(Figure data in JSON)
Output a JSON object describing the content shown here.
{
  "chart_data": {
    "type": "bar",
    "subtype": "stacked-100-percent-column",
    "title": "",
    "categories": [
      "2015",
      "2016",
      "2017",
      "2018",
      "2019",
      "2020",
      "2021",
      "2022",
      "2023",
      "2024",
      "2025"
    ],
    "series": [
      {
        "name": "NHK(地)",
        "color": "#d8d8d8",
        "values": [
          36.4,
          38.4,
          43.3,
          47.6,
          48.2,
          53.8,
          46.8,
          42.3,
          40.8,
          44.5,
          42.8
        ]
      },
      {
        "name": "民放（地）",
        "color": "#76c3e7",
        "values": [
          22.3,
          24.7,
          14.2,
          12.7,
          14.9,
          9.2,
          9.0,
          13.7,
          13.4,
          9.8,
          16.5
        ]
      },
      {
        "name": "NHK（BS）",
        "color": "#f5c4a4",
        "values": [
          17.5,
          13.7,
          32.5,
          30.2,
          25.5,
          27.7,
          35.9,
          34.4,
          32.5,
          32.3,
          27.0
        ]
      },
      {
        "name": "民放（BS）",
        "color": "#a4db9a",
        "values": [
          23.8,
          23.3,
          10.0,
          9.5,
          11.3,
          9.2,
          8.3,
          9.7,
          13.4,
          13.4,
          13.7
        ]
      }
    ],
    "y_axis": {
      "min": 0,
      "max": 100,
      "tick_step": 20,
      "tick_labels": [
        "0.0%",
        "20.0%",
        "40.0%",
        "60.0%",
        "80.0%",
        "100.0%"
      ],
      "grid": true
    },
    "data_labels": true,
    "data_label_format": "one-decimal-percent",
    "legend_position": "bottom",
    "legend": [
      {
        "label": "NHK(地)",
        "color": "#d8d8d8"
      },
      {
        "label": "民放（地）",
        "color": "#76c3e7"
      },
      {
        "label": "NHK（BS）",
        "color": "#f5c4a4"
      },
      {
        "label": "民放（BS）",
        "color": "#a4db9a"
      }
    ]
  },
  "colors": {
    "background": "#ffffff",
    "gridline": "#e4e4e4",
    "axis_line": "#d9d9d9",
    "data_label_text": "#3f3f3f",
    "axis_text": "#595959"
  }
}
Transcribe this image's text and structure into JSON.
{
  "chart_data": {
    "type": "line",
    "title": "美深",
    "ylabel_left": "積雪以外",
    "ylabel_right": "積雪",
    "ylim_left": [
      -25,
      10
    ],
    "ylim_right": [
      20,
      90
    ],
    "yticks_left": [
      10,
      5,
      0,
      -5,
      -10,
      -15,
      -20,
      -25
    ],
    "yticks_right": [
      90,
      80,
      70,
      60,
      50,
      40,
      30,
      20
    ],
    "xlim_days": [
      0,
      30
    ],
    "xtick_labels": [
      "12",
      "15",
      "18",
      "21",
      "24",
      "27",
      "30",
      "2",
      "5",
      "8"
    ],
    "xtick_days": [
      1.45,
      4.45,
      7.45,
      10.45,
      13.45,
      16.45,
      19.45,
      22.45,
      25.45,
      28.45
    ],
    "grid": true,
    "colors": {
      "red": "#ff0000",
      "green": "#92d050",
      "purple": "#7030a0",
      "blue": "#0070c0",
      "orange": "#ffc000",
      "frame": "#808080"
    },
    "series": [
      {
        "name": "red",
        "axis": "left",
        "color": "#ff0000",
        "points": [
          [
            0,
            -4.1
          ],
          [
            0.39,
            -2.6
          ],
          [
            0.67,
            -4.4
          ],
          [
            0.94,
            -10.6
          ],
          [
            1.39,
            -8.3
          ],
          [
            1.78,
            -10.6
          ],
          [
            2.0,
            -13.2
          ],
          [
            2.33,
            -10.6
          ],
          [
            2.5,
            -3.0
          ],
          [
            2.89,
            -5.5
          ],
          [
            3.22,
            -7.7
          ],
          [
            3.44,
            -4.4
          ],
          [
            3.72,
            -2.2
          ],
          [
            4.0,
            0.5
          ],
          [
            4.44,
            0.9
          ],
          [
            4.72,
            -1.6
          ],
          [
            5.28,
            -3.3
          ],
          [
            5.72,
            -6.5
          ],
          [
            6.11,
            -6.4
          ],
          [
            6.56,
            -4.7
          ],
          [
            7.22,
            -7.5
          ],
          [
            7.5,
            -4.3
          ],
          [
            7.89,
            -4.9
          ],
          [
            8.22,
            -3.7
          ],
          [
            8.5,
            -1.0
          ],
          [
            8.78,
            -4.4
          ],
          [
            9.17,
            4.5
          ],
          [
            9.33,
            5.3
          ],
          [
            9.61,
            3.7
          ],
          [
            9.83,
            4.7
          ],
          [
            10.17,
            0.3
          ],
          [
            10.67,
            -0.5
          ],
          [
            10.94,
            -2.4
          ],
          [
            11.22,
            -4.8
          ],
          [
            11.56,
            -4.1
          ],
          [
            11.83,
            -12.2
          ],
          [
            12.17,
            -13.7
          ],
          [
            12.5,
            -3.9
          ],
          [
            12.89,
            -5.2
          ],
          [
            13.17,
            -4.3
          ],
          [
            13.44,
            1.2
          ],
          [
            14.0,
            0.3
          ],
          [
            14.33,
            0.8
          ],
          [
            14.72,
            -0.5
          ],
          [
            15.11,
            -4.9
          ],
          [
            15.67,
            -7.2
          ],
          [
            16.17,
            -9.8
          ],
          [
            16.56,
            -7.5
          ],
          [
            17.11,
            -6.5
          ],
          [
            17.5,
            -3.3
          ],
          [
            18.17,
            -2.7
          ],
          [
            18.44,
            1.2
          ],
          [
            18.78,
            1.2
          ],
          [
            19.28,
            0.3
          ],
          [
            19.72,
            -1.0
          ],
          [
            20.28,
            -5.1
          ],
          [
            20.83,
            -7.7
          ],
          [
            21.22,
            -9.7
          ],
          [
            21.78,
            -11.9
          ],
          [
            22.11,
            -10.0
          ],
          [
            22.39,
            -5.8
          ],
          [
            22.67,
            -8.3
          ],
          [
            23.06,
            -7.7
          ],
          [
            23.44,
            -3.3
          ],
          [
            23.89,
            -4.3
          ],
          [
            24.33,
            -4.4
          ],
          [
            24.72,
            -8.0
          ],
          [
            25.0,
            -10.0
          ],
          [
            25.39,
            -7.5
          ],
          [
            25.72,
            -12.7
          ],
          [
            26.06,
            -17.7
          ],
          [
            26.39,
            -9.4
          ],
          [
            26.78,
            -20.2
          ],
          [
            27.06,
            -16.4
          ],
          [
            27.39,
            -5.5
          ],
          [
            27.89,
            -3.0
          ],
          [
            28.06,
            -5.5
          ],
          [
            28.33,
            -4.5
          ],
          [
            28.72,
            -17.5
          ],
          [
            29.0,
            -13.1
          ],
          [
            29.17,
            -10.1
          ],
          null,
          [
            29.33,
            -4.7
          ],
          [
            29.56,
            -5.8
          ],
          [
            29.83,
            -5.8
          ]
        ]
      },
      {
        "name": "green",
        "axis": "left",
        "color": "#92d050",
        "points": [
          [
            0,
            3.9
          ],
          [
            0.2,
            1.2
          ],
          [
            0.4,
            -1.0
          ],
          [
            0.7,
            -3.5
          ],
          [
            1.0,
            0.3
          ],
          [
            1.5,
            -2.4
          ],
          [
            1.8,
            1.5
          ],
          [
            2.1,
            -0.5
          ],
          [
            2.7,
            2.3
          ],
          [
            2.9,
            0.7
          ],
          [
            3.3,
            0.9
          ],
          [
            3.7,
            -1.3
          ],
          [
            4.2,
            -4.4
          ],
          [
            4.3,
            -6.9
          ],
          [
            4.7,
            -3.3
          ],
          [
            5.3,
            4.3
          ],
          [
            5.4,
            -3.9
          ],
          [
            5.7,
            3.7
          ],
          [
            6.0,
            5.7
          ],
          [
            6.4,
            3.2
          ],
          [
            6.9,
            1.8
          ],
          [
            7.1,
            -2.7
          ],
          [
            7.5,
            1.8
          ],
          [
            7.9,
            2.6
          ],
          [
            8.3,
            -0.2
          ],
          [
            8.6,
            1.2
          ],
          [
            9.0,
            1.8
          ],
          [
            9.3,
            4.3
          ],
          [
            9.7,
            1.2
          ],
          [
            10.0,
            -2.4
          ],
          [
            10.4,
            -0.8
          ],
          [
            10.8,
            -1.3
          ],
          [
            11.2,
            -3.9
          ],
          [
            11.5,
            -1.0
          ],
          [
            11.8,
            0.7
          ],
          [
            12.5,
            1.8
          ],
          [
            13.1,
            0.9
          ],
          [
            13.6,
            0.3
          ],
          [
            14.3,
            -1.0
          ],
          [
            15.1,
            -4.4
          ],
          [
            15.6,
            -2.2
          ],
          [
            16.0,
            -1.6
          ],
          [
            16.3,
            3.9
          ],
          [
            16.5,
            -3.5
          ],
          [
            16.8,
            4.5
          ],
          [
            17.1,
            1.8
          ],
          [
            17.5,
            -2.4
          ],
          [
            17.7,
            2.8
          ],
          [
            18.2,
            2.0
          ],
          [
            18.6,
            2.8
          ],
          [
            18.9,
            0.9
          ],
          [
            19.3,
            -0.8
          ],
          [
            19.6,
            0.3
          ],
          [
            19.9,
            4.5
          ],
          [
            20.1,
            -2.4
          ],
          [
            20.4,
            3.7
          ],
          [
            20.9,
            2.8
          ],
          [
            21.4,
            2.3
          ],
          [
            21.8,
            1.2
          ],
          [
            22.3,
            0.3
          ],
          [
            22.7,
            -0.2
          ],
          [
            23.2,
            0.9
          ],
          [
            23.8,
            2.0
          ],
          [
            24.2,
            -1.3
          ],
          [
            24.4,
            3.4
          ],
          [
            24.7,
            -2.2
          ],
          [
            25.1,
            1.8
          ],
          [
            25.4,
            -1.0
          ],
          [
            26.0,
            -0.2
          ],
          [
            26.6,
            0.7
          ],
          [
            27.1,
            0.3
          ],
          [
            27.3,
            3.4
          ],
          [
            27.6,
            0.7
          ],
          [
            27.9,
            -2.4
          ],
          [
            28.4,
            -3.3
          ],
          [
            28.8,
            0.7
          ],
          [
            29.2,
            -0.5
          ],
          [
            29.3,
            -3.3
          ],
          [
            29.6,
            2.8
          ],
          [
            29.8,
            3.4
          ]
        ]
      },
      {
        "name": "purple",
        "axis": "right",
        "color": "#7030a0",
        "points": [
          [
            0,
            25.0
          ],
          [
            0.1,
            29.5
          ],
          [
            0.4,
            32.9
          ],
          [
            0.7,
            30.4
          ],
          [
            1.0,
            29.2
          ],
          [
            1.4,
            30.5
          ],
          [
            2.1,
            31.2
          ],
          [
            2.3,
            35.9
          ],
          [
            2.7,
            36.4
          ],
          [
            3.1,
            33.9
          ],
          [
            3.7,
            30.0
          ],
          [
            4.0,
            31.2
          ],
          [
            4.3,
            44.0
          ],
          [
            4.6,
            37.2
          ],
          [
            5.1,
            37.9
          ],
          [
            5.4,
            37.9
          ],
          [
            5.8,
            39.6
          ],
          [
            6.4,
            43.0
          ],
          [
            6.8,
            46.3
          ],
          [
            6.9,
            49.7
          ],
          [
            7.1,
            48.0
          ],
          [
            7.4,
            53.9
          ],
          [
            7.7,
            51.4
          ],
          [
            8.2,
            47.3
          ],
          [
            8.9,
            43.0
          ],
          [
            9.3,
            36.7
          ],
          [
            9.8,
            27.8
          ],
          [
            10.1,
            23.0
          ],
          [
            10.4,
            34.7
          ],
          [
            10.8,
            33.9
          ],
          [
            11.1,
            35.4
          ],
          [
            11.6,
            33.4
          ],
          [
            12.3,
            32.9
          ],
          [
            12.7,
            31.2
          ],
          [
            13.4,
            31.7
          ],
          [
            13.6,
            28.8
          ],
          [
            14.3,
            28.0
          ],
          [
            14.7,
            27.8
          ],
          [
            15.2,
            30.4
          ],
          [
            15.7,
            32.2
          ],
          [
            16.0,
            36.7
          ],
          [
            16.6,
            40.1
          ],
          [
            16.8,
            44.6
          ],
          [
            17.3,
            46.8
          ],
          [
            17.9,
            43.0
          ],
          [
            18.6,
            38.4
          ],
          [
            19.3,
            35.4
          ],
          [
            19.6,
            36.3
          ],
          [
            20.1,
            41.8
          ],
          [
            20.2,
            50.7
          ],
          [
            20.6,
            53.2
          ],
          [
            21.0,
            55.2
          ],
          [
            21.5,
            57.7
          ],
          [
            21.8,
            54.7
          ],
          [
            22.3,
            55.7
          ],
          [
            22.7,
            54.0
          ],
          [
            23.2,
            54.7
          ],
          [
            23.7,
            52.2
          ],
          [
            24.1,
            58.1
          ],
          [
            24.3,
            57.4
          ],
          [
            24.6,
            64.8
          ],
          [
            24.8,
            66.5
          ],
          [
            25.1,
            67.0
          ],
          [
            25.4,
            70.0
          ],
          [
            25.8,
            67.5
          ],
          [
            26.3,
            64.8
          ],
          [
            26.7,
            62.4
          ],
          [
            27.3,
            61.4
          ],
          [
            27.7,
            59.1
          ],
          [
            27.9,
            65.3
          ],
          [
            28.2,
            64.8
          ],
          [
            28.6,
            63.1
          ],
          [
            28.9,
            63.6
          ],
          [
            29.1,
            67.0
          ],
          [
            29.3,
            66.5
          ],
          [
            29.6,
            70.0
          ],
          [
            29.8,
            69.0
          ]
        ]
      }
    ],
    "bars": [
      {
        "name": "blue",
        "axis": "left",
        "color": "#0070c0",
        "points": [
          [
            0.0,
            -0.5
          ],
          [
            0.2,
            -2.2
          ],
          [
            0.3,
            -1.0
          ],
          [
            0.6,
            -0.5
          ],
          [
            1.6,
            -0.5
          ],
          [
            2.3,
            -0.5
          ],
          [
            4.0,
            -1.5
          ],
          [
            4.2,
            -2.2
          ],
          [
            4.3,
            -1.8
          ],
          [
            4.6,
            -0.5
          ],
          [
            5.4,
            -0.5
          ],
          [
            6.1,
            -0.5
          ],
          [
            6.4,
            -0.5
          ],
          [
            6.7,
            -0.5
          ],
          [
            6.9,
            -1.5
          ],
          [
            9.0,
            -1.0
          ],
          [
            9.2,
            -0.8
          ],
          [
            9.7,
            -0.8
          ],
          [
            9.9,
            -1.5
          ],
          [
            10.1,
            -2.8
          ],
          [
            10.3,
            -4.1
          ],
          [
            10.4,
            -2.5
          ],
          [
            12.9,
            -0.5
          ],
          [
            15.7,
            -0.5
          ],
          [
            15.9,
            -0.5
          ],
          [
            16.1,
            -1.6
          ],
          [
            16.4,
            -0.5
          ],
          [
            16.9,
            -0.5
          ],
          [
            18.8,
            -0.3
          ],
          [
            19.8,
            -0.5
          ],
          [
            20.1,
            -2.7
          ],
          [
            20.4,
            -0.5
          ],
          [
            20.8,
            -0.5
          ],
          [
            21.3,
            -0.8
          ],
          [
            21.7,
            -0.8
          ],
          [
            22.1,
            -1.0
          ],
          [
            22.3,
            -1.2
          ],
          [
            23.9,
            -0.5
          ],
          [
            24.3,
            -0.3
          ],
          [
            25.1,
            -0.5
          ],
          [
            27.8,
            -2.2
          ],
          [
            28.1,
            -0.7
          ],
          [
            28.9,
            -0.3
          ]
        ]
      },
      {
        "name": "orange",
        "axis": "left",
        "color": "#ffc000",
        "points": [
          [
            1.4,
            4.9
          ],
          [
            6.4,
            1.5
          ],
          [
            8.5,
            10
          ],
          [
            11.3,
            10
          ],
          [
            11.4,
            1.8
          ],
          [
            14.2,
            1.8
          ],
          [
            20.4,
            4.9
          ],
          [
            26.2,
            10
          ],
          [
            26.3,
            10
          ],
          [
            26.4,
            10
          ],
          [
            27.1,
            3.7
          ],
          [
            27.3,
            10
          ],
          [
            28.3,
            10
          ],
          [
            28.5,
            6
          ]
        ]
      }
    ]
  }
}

— Stated problem —
Write out every line of the listing that holds the word "name".

— The result —
        "name": "NHK(地)",
        "name": "民放（地）",
        "name": "NHK（BS）",
        "name": "民放（BS）",
        "name": "red",
        "name": "green",
        "name": "purple",
        "name": "blue",
        "name": "orange",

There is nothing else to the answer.